Given problem: Without the pictures, set down every line of the data exactly.

** Start **

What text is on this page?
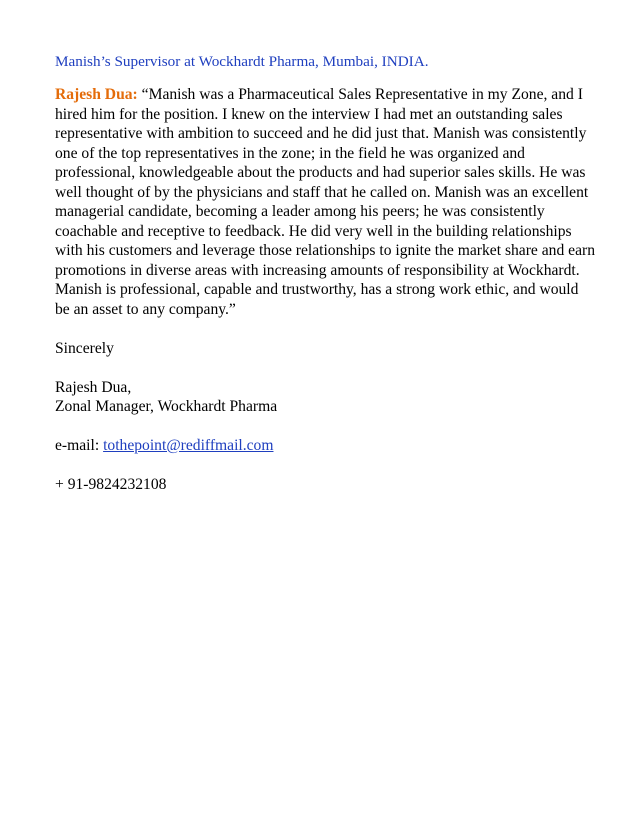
Manish’s Supervisor at Wockhardt Pharma, Mumbai, INDIA.

Rajesh Dua: “Manish was a Pharmaceutical Sales Representative in my Zone, and I hired him for the position. I knew on the interview I had met an outstanding sales representative with ambition to succeed and he did just that. Manish was consistently one of the top representatives in the zone; in the field he was organized and professional, knowledgeable about the products and had superior sales skills. He was well thought of by the physicians and staff that he called on. Manish was an excellent managerial candidate, becoming a leader among his peers; he was consistently coachable and receptive to feedback. He did very well in the building relationships with his customers and leverage those relationships to ignite the market share and earn promotions in diverse areas with increasing amounts of responsibility at Wockhardt. Manish is professional, capable and trustworthy, has a strong work ethic, and would be an asset to any company.”

Sincerely

Rajesh Dua,

Zonal Manager, Wockhardt Pharma

e-mail: tothepoint@rediffmail.com

+ 91-9824232108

** End **

Completed exercise:
What text is on this page?
Manish’s Supervisor at Wockhardt Pharma, Mumbai, INDIA.

Rajesh Dua: “Manish was a Pharmaceutical Sales Representative in my Zone, and I hired him for the position. I knew on the interview I had met an outstanding sales representative with ambition to succeed and he did just that. Manish was consistently one of the top representatives in the zone; in the field he was organized and professional, knowledgeable about the products and had superior sales skills. He was well thought of by the physicians and staff that he called on. Manish was an excellent managerial candidate, becoming a leader among his peers; he was consistently coachable and receptive to feedback. He did very well in the building relationships with his customers and leverage those relationships to ignite the market share and earn promotions in diverse areas with increasing amounts of responsibility at Wockhardt. Manish is professional, capable and trustworthy, has a strong work ethic, and would be an asset to any company.”

Sincerely

Rajesh Dua,

Zonal Manager, Wockhardt Pharma

e-mail: tothepoint@rediffmail.com

+ 91-9824232108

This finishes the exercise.